Your task:
What is the number of lines in the entries that include the word "JSON"? Respond with the number only.

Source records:
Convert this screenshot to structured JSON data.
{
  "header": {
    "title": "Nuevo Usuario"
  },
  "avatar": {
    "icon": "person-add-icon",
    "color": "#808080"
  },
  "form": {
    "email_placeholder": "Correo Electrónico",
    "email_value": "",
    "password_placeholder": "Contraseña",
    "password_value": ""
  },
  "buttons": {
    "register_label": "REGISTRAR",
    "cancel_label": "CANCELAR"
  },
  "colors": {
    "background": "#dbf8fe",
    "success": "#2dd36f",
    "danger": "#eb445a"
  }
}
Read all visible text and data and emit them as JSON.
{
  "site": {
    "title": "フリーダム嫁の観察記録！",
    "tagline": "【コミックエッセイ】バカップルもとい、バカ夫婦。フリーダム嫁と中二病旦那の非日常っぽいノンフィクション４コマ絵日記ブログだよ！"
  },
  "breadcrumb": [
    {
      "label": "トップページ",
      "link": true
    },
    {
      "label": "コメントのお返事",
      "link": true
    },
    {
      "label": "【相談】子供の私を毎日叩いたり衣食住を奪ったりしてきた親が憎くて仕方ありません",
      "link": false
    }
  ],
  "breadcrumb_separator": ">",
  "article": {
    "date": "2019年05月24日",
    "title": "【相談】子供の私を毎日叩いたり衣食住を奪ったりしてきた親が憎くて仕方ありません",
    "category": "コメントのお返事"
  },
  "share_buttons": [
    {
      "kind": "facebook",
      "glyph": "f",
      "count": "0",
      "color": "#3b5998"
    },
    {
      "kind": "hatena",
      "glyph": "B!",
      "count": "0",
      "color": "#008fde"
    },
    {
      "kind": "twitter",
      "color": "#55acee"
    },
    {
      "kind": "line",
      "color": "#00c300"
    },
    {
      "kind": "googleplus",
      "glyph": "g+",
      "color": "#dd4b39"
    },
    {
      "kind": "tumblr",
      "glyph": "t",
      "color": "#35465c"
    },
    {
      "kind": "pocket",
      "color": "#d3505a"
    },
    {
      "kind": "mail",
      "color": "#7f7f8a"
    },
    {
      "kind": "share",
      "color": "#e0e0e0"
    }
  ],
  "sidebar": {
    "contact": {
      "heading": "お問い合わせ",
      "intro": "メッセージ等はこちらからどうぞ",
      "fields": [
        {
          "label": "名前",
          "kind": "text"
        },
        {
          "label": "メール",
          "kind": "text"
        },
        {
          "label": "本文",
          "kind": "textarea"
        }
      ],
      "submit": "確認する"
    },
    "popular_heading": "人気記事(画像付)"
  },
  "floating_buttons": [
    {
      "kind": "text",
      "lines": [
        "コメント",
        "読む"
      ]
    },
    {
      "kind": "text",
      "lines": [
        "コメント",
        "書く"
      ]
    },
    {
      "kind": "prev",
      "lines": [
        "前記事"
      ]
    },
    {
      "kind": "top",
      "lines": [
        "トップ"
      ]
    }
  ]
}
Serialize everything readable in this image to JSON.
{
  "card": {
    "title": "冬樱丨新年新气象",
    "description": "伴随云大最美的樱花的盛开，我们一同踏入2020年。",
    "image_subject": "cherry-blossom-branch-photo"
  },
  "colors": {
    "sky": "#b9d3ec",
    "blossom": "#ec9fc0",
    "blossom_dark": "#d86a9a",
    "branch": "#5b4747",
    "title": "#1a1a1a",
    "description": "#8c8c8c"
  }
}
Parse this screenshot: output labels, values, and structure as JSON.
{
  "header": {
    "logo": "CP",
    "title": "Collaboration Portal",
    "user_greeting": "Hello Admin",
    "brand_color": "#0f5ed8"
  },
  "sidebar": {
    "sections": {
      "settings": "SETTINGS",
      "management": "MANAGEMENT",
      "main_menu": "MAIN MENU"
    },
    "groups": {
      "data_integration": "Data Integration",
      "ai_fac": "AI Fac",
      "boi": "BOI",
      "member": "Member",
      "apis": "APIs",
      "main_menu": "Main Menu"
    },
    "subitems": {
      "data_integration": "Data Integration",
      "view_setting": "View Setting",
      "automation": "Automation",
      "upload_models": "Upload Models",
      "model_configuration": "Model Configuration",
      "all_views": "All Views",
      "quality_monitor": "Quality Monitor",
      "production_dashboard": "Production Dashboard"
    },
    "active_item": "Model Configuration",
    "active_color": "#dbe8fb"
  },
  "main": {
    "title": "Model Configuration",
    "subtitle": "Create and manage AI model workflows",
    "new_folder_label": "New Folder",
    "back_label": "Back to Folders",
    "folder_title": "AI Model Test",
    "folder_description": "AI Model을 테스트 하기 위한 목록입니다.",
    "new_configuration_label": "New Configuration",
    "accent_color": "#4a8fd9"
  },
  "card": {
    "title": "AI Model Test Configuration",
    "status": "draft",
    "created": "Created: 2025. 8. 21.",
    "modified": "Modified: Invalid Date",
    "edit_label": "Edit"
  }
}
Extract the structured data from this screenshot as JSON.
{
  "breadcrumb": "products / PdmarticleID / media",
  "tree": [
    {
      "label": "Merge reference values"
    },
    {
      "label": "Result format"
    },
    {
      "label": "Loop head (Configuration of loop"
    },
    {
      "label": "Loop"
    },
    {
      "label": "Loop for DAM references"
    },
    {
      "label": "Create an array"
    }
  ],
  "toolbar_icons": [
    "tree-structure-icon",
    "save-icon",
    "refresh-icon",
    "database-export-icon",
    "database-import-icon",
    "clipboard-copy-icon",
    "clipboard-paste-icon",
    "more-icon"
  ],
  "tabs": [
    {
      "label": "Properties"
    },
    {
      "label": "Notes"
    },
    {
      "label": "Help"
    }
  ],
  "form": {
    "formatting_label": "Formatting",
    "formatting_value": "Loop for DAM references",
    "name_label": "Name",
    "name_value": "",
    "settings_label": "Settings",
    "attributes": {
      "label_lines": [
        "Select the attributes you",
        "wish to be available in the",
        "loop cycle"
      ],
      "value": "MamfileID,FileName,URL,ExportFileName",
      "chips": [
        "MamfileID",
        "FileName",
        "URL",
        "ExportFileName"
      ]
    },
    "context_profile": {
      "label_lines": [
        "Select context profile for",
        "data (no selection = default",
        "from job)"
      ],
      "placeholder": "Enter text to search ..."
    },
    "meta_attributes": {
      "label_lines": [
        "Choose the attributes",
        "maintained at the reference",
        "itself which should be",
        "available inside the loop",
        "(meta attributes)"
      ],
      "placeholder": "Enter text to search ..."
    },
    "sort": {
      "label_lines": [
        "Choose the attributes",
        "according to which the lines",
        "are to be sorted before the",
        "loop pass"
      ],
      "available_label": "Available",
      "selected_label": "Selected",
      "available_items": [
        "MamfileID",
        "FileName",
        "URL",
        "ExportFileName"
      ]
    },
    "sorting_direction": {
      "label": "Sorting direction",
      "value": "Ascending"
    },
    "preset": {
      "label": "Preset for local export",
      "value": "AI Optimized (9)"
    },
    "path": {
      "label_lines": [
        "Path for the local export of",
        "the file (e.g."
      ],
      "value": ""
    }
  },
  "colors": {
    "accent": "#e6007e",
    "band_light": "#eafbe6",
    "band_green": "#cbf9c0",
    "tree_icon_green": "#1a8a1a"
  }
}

Answer below:
5